== What is needed ==
Quote every line as written. Omit pictures.

== Items ==

++++++++++++++++++++

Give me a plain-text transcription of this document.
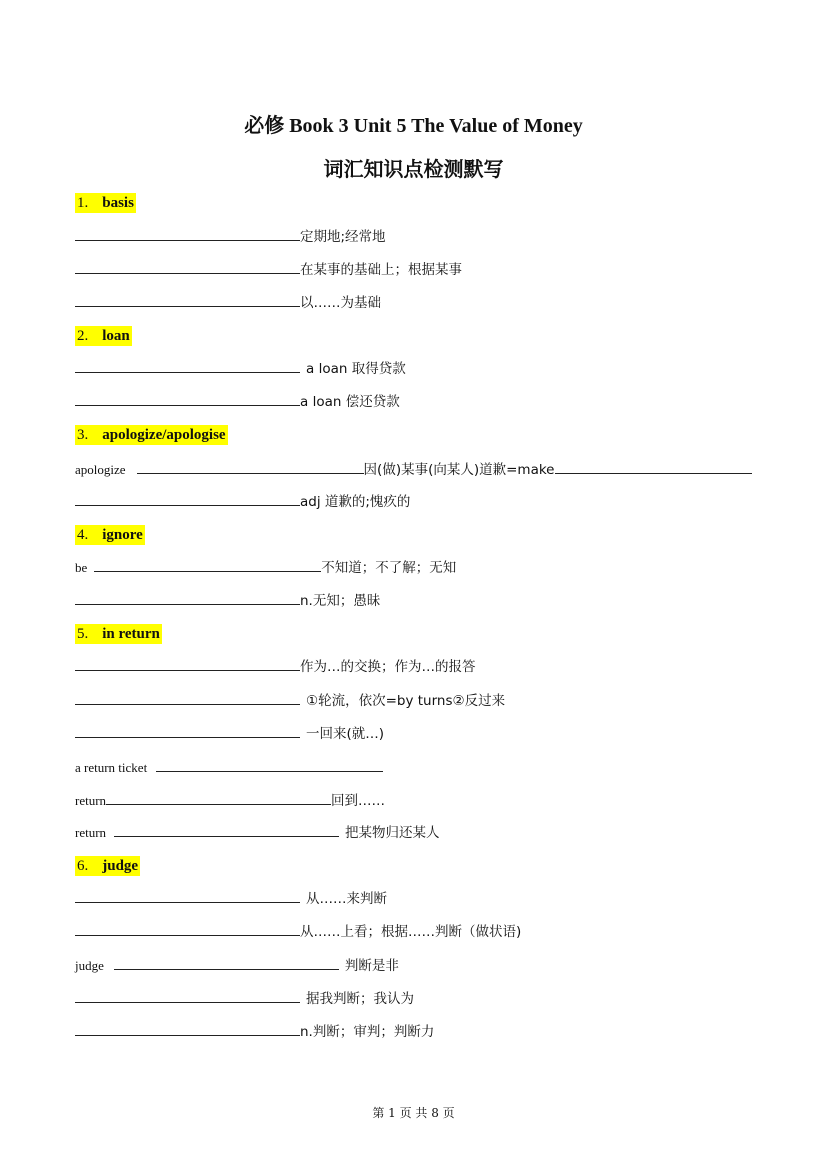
必修 Book 3 Unit 5 The Value of Money
词汇知识点检测默写
1. basis
定期地;经常地
在某事的基础上；根据某事
以……为基础
2. loan
a loan 取得贷款
a loan 偿还贷款
3. apologize/apologise
apologize	因(做)某事(向某人)道歉=make
adj 道歉的;愧疚的
4. ignore
be	不知道；不了解；无知
n.无知；愚昧
5. in return
作为…的交换；作为…的报答
①轮流，依次=by turns②反过来
一回来(就…)
a return ticket
return	回到……
return	把某物归还某人
6. judge
从……来判断
从……上看；根据……判断（做状语)
judge	判断是非
据我判断；我认为
n.判断；审判；判断力
第 1 页 共 8 页
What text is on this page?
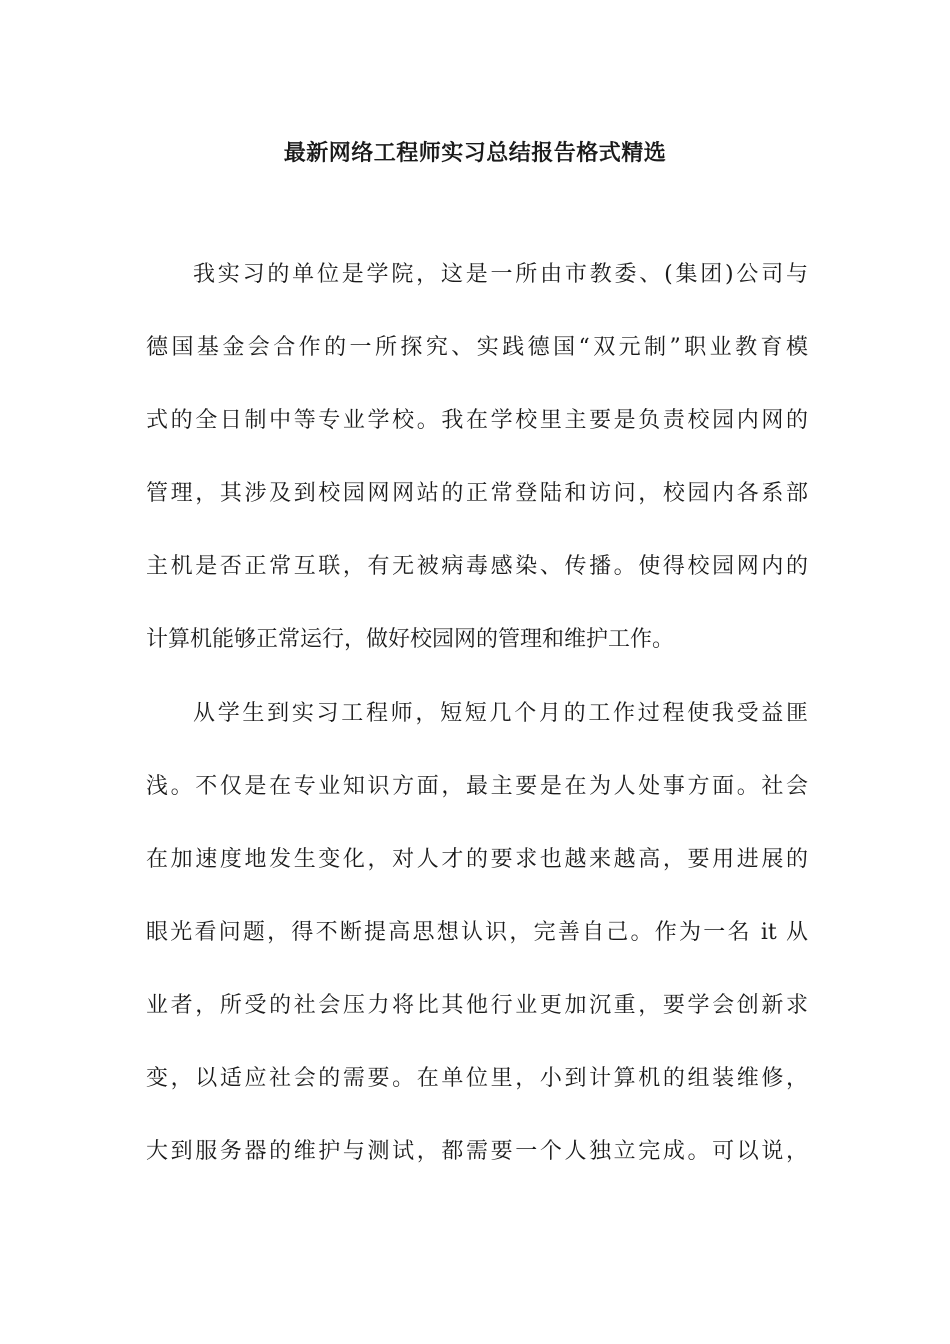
最新网络工程师实习总结报告格式精选
我实习的单位是学院，这是一所由市教委、(集团)公司与
德国基金会合作的一所探究、实践德国“双元制”职业教育模
式的全日制中等专业学校。我在学校里主要是负责校园内网的
管理，其涉及到校园网网站的正常登陆和访问，校园内各系部
主机是否正常互联，有无被病毒感染、传播。使得校园网内的
计算机能够正常运行，做好校园网的管理和维护工作。
从学生到实习工程师，短短几个月的工作过程使我受益匪
浅。不仅是在专业知识方面，最主要是在为人处事方面。社会
在加速度地发生变化，对人才的要求也越来越高，要用进展的
眼光看问题，得不断提高思想认识，完善自己。作为一名 it 从
业者，所受的社会压力将比其他行业更加沉重，要学会创新求
变，以适应社会的需要。在单位里，小到计算机的组装维修，
大到服务器的维护与测试，都需要一个人独立完成。可以说，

++++++++++++++++++++

== Task answer ==
Give me a plain-text transcription of this document.
必修 Book 3 Unit 5 The Value of Money
词汇知识点检测默写
1. basis
定期地;经常地
在某事的基础上；根据某事
以……为基础
2. loan
a loan 取得贷款
a loan 偿还贷款
3. apologize/apologise
apologize	因(做)某事(向某人)道歉=make
adj 道歉的;愧疚的
4. ignore
be	不知道；不了解；无知
n.无知；愚昧
5. in return
作为…的交换；作为…的报答
①轮流，依次=by turns②反过来
一回来(就…)
a return ticket
return	回到……
return	把某物归还某人
6. judge
从……来判断
从……上看；根据……判断（做状语)
judge	判断是非
据我判断；我认为
n.判断；审判；判断力
第 1 页 共 8 页
What text is on this page?
最新网络工程师实习总结报告格式精选
我实习的单位是学院，这是一所由市教委、(集团)公司与
德国基金会合作的一所探究、实践德国“双元制”职业教育模
式的全日制中等专业学校。我在学校里主要是负责校园内网的
管理，其涉及到校园网网站的正常登陆和访问，校园内各系部
主机是否正常互联，有无被病毒感染、传播。使得校园网内的
计算机能够正常运行，做好校园网的管理和维护工作。
从学生到实习工程师，短短几个月的工作过程使我受益匪
浅。不仅是在专业知识方面，最主要是在为人处事方面。社会
在加速度地发生变化，对人才的要求也越来越高，要用进展的
眼光看问题，得不断提高思想认识，完善自己。作为一名 it 从
业者，所受的社会压力将比其他行业更加沉重，要学会创新求
变，以适应社会的需要。在单位里，小到计算机的组装维修，
大到服务器的维护与测试，都需要一个人独立完成。可以说，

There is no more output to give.